--- Start Supplied information ---
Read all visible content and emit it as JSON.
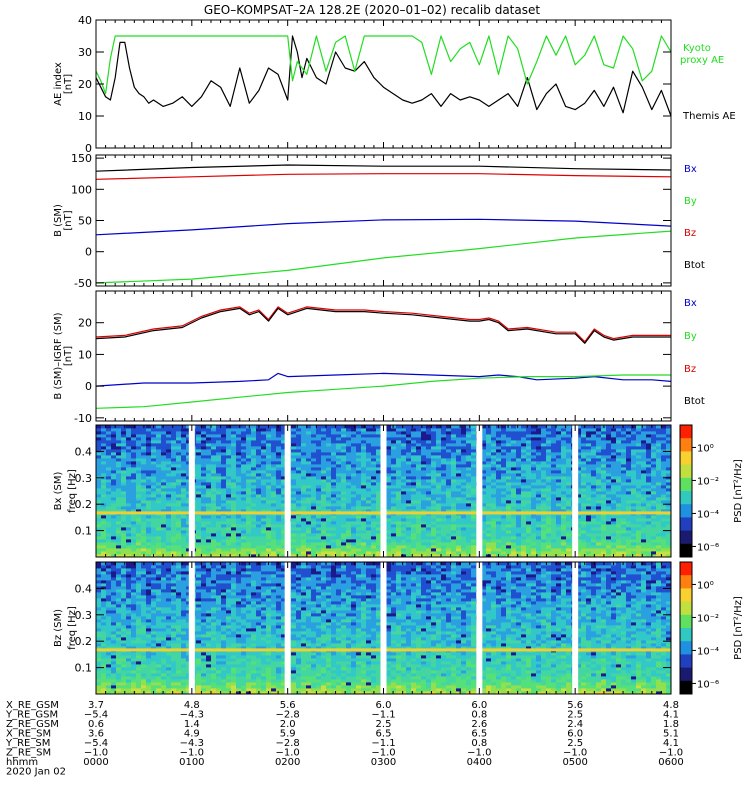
{
  "title": "GEO–KOMPSAT–2A 128.2E (2020–01–02) recalib dataset",
  "colors": {
    "themis": "#000000",
    "kyoto": "#22dd22",
    "bx": "#0000cc",
    "by": "#22dd22",
    "bz": "#dd0000",
    "btot": "#000000"
  },
  "chart_data": [
    {
      "id": "ae",
      "type": "line",
      "ylabel": "AE index",
      "yunit": "[nT]",
      "ylim": [
        0,
        40
      ],
      "yticks": [
        0,
        10,
        20,
        30,
        40
      ],
      "x_hours": [
        0,
        6
      ],
      "series": [
        {
          "name": "Themis AE",
          "color": "#000000",
          "x": [
            0,
            0.05,
            0.1,
            0.15,
            0.2,
            0.25,
            0.3,
            0.35,
            0.4,
            0.45,
            0.5,
            0.55,
            0.6,
            0.7,
            0.8,
            0.9,
            1.0,
            1.1,
            1.2,
            1.3,
            1.4,
            1.5,
            1.6,
            1.7,
            1.8,
            1.9,
            2.0,
            2.05,
            2.1,
            2.15,
            2.2,
            2.3,
            2.4,
            2.5,
            2.6,
            2.7,
            2.8,
            2.9,
            3.0,
            3.1,
            3.2,
            3.3,
            3.4,
            3.5,
            3.6,
            3.7,
            3.8,
            3.9,
            4.0,
            4.1,
            4.2,
            4.3,
            4.4,
            4.5,
            4.6,
            4.7,
            4.8,
            4.9,
            5.0,
            5.1,
            5.2,
            5.3,
            5.4,
            5.5,
            5.6,
            5.7,
            5.8,
            5.9,
            6.0
          ],
          "values": [
            22,
            19,
            16,
            15,
            22,
            33,
            33,
            25,
            19,
            17,
            16,
            14,
            15,
            13,
            14,
            16,
            13,
            16,
            21,
            19,
            13,
            25,
            14,
            18,
            25,
            23,
            15,
            35,
            30,
            22,
            28,
            22,
            20,
            30,
            25,
            24,
            27,
            22,
            19,
            17,
            15,
            14,
            15,
            17,
            13,
            17,
            15,
            16,
            15,
            13,
            15,
            17,
            13,
            22,
            12,
            17,
            20,
            13,
            12,
            14,
            18,
            13,
            19,
            11,
            24,
            19,
            12,
            18,
            10
          ]
        },
        {
          "name": "Kyoto\nproxy AE",
          "color": "#22dd22",
          "x": [
            0,
            0.05,
            0.1,
            0.15,
            0.2,
            0.25,
            0.3,
            0.4,
            0.6,
            0.8,
            1.0,
            1.2,
            1.4,
            1.6,
            1.8,
            1.9,
            2.0,
            2.05,
            2.1,
            2.2,
            2.3,
            2.4,
            2.5,
            2.6,
            2.7,
            2.8,
            2.9,
            3.0,
            3.1,
            3.2,
            3.3,
            3.4,
            3.5,
            3.6,
            3.7,
            3.8,
            3.9,
            4.0,
            4.1,
            4.2,
            4.3,
            4.4,
            4.5,
            4.6,
            4.7,
            4.8,
            4.9,
            5.0,
            5.1,
            5.2,
            5.3,
            5.4,
            5.5,
            5.6,
            5.7,
            5.8,
            5.9,
            6.0
          ],
          "values": [
            24,
            21,
            17,
            28,
            35,
            35,
            35,
            35,
            35,
            35,
            35,
            35,
            35,
            35,
            35,
            35,
            35,
            21,
            27,
            23,
            35,
            24,
            33,
            35,
            24,
            35,
            35,
            35,
            35,
            35,
            35,
            33,
            23,
            35,
            27,
            31,
            33,
            26,
            35,
            23,
            35,
            31,
            20,
            27,
            35,
            29,
            35,
            26,
            29,
            35,
            26,
            25,
            35,
            31,
            21,
            24,
            35,
            30
          ]
        }
      ]
    },
    {
      "id": "b",
      "type": "line",
      "ylabel": "B (SM)",
      "yunit": "[nT]",
      "ylim": [
        -55,
        155
      ],
      "yticks": [
        -50,
        0,
        50,
        100,
        150
      ],
      "x_hours": [
        0,
        6
      ],
      "series": [
        {
          "name": "Bx",
          "color": "#0000cc",
          "x": [
            0,
            1,
            2,
            3,
            4,
            5,
            6
          ],
          "values": [
            27,
            35,
            45,
            51,
            52,
            49,
            41
          ]
        },
        {
          "name": "By",
          "color": "#22dd22",
          "x": [
            0,
            1,
            2,
            3,
            4,
            5,
            6
          ],
          "values": [
            -50,
            -44,
            -30,
            -10,
            5,
            22,
            33
          ]
        },
        {
          "name": "Bz",
          "color": "#dd0000",
          "x": [
            0,
            1,
            2,
            3,
            4,
            5,
            6
          ],
          "values": [
            116,
            120,
            124,
            125,
            125,
            122,
            120
          ]
        },
        {
          "name": "Btot",
          "color": "#000000",
          "x": [
            0,
            1,
            2,
            3,
            4,
            5,
            6
          ],
          "values": [
            129,
            135,
            139,
            137,
            137,
            133,
            131
          ]
        }
      ]
    },
    {
      "id": "dB",
      "type": "line",
      "ylabel": "B (SM)–IGRF (SM)",
      "yunit": "[nT]",
      "ylim": [
        -11,
        30
      ],
      "yticks": [
        -10,
        0,
        10,
        20
      ],
      "x_hours": [
        0,
        6
      ],
      "series": [
        {
          "name": "Bx",
          "color": "#0000cc",
          "x": [
            0,
            0.5,
            1.0,
            1.5,
            1.8,
            1.9,
            2.0,
            2.5,
            3.0,
            3.5,
            4.0,
            4.2,
            4.4,
            4.6,
            5.0,
            5.2,
            5.5,
            5.8,
            6.0
          ],
          "values": [
            0,
            1,
            1,
            1.5,
            2,
            4,
            3,
            3.5,
            4,
            3.5,
            3,
            3.5,
            3,
            2,
            2.5,
            3,
            2,
            2,
            1.5
          ]
        },
        {
          "name": "By",
          "color": "#22dd22",
          "x": [
            0,
            0.5,
            1.0,
            1.5,
            2.0,
            2.5,
            3.0,
            3.5,
            4.0,
            4.5,
            5.0,
            5.5,
            6.0
          ],
          "values": [
            -7,
            -6.5,
            -5,
            -3.5,
            -2,
            -1,
            0,
            1.5,
            2.5,
            3,
            3,
            3.5,
            3.5
          ]
        },
        {
          "name": "Bz",
          "color": "#dd0000",
          "x": [
            0,
            0.3,
            0.6,
            0.9,
            1.1,
            1.3,
            1.5,
            1.6,
            1.7,
            1.8,
            1.9,
            2.0,
            2.2,
            2.5,
            2.8,
            3.0,
            3.3,
            3.6,
            3.9,
            4.0,
            4.1,
            4.2,
            4.3,
            4.5,
            4.8,
            5.0,
            5.1,
            5.2,
            5.3,
            5.4,
            5.6,
            5.8,
            6.0
          ],
          "values": [
            15.5,
            16,
            18,
            19,
            22,
            24,
            25,
            23,
            24,
            21,
            25,
            23,
            25,
            24,
            24,
            23.5,
            23,
            22,
            21,
            21,
            21.5,
            20.5,
            18,
            18.5,
            17,
            17,
            14,
            18,
            16,
            15,
            16,
            16,
            16
          ]
        },
        {
          "name": "Btot",
          "color": "#000000",
          "x": [
            0,
            0.3,
            0.6,
            0.9,
            1.1,
            1.3,
            1.5,
            1.6,
            1.7,
            1.8,
            1.9,
            2.0,
            2.2,
            2.5,
            2.8,
            3.0,
            3.3,
            3.6,
            3.9,
            4.0,
            4.1,
            4.2,
            4.3,
            4.5,
            4.8,
            5.0,
            5.1,
            5.2,
            5.3,
            5.4,
            5.6,
            5.8,
            6.0
          ],
          "values": [
            15,
            15.5,
            17.5,
            18.5,
            21.5,
            23.5,
            24.5,
            22.5,
            23.5,
            20.5,
            24.5,
            22.5,
            24.5,
            23.5,
            23.5,
            23,
            22.5,
            21.5,
            20.5,
            20.5,
            21,
            20,
            17.5,
            18,
            16.5,
            16.5,
            13.5,
            17.5,
            15.5,
            14.5,
            15.5,
            15.5,
            15.5
          ]
        }
      ]
    },
    {
      "id": "psd_bx",
      "type": "heatmap",
      "ylabel": "Bx (SM)",
      "yunit": "freq [Hz]",
      "ylim": [
        0,
        0.5
      ],
      "yticks": [
        0.1,
        0.2,
        0.3,
        0.4
      ],
      "colorbar_label": "PSD [nT²/Hz]",
      "colorbar_ticks": [
        "10⁰",
        "10⁻²",
        "10⁻⁴",
        "10⁻⁶"
      ],
      "data_gaps_at": [
        "0100",
        "0200",
        "0300",
        "0400",
        "0500"
      ],
      "line_at_hz": 0.167
    },
    {
      "id": "psd_bz",
      "type": "heatmap",
      "ylabel": "Bz (SM)",
      "yunit": "freq [Hz]",
      "ylim": [
        0,
        0.5
      ],
      "yticks": [
        0.1,
        0.2,
        0.3,
        0.4
      ],
      "colorbar_label": "PSD [nT²/Hz]",
      "colorbar_ticks": [
        "10⁰",
        "10⁻²",
        "10⁻⁴",
        "10⁻⁶"
      ],
      "data_gaps_at": [
        "0100",
        "0200",
        "0300",
        "0400",
        "0500"
      ],
      "line_at_hz": 0.167
    }
  ],
  "legend_b": [
    "Bx",
    "By",
    "Bz",
    "Btot"
  ],
  "ephemeris": {
    "labels": [
      "X_RE_GSM",
      "Y_RE_GSM",
      "Z_RE_GSM",
      "X_RE_SM",
      "Y_RE_SM",
      "Z_RE_SM",
      "hhmm"
    ],
    "columns": [
      [
        "3.7",
        "−5.4",
        "0.6",
        "3.6",
        "−5.4",
        "−1.0",
        "0000"
      ],
      [
        "4.8",
        "−4.3",
        "1.4",
        "4.9",
        "−4.3",
        "−1.0",
        "0100"
      ],
      [
        "5.6",
        "−2.8",
        "2.0",
        "5.9",
        "−2.8",
        "−1.0",
        "0200"
      ],
      [
        "6.0",
        "−1.1",
        "2.5",
        "6.5",
        "−1.1",
        "−1.0",
        "0300"
      ],
      [
        "6.0",
        "0.8",
        "2.6",
        "6.5",
        "0.8",
        "−1.0",
        "0400"
      ],
      [
        "5.6",
        "2.5",
        "2.4",
        "6.0",
        "2.5",
        "−1.0",
        "0500"
      ],
      [
        "4.8",
        "4.1",
        "1.8",
        "5.1",
        "4.1",
        "−1.0",
        "0600"
      ]
    ],
    "date": "2020 Jan 02"
  }
}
--- End Supplied information ---
*What to produce*.
Determine the number of lines where the string "ylabel" occurs, and give that number only.

*Written response*.
5